Listed entries ::
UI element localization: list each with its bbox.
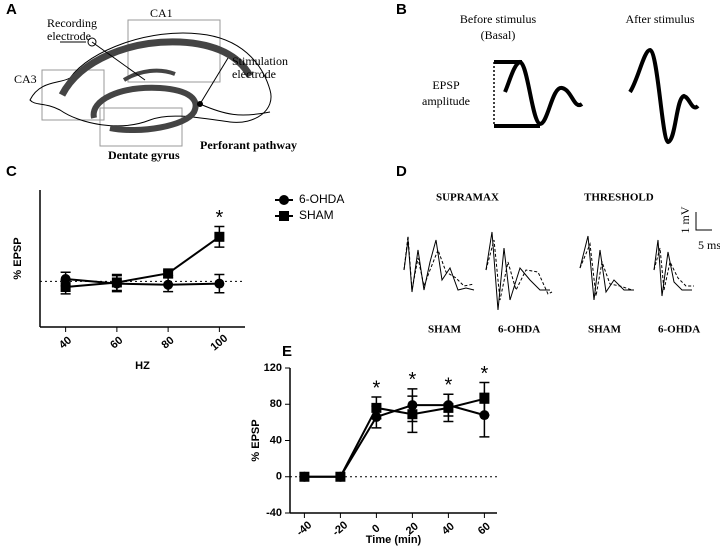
label: THRESHOLD — [584, 192, 654, 204]
y-tick-label: 80 — [270, 398, 282, 410]
label: CA1 — [150, 6, 173, 20]
panel-label: E — [282, 343, 292, 360]
y-tick-label: 120 — [264, 362, 282, 374]
x-tick-label: 40 — [57, 334, 74, 351]
label: 6-OHDA — [498, 324, 540, 336]
x-tick-label: 100 — [208, 332, 230, 353]
x-tick-label: 40 — [440, 520, 457, 537]
marker — [335, 471, 346, 482]
marker — [407, 409, 418, 420]
y-tick-label: 40 — [270, 434, 282, 446]
waveform — [493, 47, 700, 145]
label: Recording — [47, 16, 97, 30]
y-tick-label: 0 — [276, 471, 282, 483]
label: CA3 — [14, 72, 37, 86]
legend-label: SHAM — [299, 208, 334, 222]
panel-label: D — [396, 163, 407, 180]
marker — [163, 268, 174, 279]
label: After stimulus — [626, 12, 695, 26]
annotation: * — [481, 363, 489, 385]
marker — [371, 402, 382, 413]
label: SHAM — [428, 324, 462, 336]
hippocampus-diagram — [29, 19, 272, 147]
marker — [443, 402, 454, 413]
legend-marker — [279, 195, 289, 205]
trace — [403, 231, 694, 311]
legend-marker — [279, 211, 289, 221]
annotation: * — [445, 375, 453, 397]
marker — [111, 277, 122, 288]
scale-bar — [695, 212, 712, 231]
x-tick-label: 60 — [108, 334, 125, 351]
x-tick-label: 60 — [476, 520, 493, 537]
annotation: * — [409, 369, 417, 391]
annotation: * — [215, 207, 223, 229]
label: amplitude — [422, 94, 470, 108]
label: EPSP — [432, 78, 460, 92]
panel-label: A — [6, 1, 17, 18]
marker — [214, 231, 225, 242]
x-tick-label: -20 — [330, 519, 350, 538]
label: electrode — [47, 29, 91, 43]
x-axis-label: Time (min) — [366, 534, 422, 546]
label: Stimulation — [232, 54, 288, 68]
panel-label: C — [6, 163, 17, 180]
label: SHAM — [588, 324, 622, 336]
series-line — [65, 278, 220, 286]
y-axis-label: % EPSP — [12, 237, 24, 279]
marker — [60, 282, 71, 293]
series-line — [65, 235, 220, 289]
y-axis-label: % EPSP — [250, 419, 262, 461]
marker — [479, 393, 490, 404]
marker — [163, 279, 174, 290]
label: (Basal) — [481, 28, 516, 42]
series-line — [304, 397, 485, 478]
label: Perforant pathway — [200, 138, 297, 152]
legend-label: 6-OHDA — [299, 192, 344, 206]
label: Before stimulus — [460, 12, 537, 26]
label: SUPRAMAX — [436, 192, 499, 204]
series-line — [304, 404, 485, 478]
scale-label: 1 mV — [678, 206, 692, 233]
x-tick-label: -40 — [294, 519, 314, 538]
annotation: * — [373, 377, 381, 399]
scale-label: 5 ms — [698, 238, 720, 252]
label: 6-OHDA — [658, 324, 700, 336]
x-axis-label: HZ — [135, 360, 150, 372]
label: electrode — [232, 67, 276, 81]
y-tick-label: -40 — [266, 507, 282, 519]
marker — [60, 274, 71, 285]
marker — [299, 471, 310, 482]
panel-label: B — [396, 1, 407, 18]
marker — [214, 278, 225, 289]
x-tick-label: 80 — [160, 334, 177, 351]
label: Dentate gyrus — [108, 148, 180, 162]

Stated exercise :: Pull out every line of the items above that contains the string "axis".

Written reply ::
x-axis-label: Time (min) — [366, 534, 422, 546]
y-axis-label: % EPSP — [12, 237, 24, 279]
y-axis-label: % EPSP — [250, 419, 262, 461]
x-axis-label: HZ — [135, 360, 150, 372]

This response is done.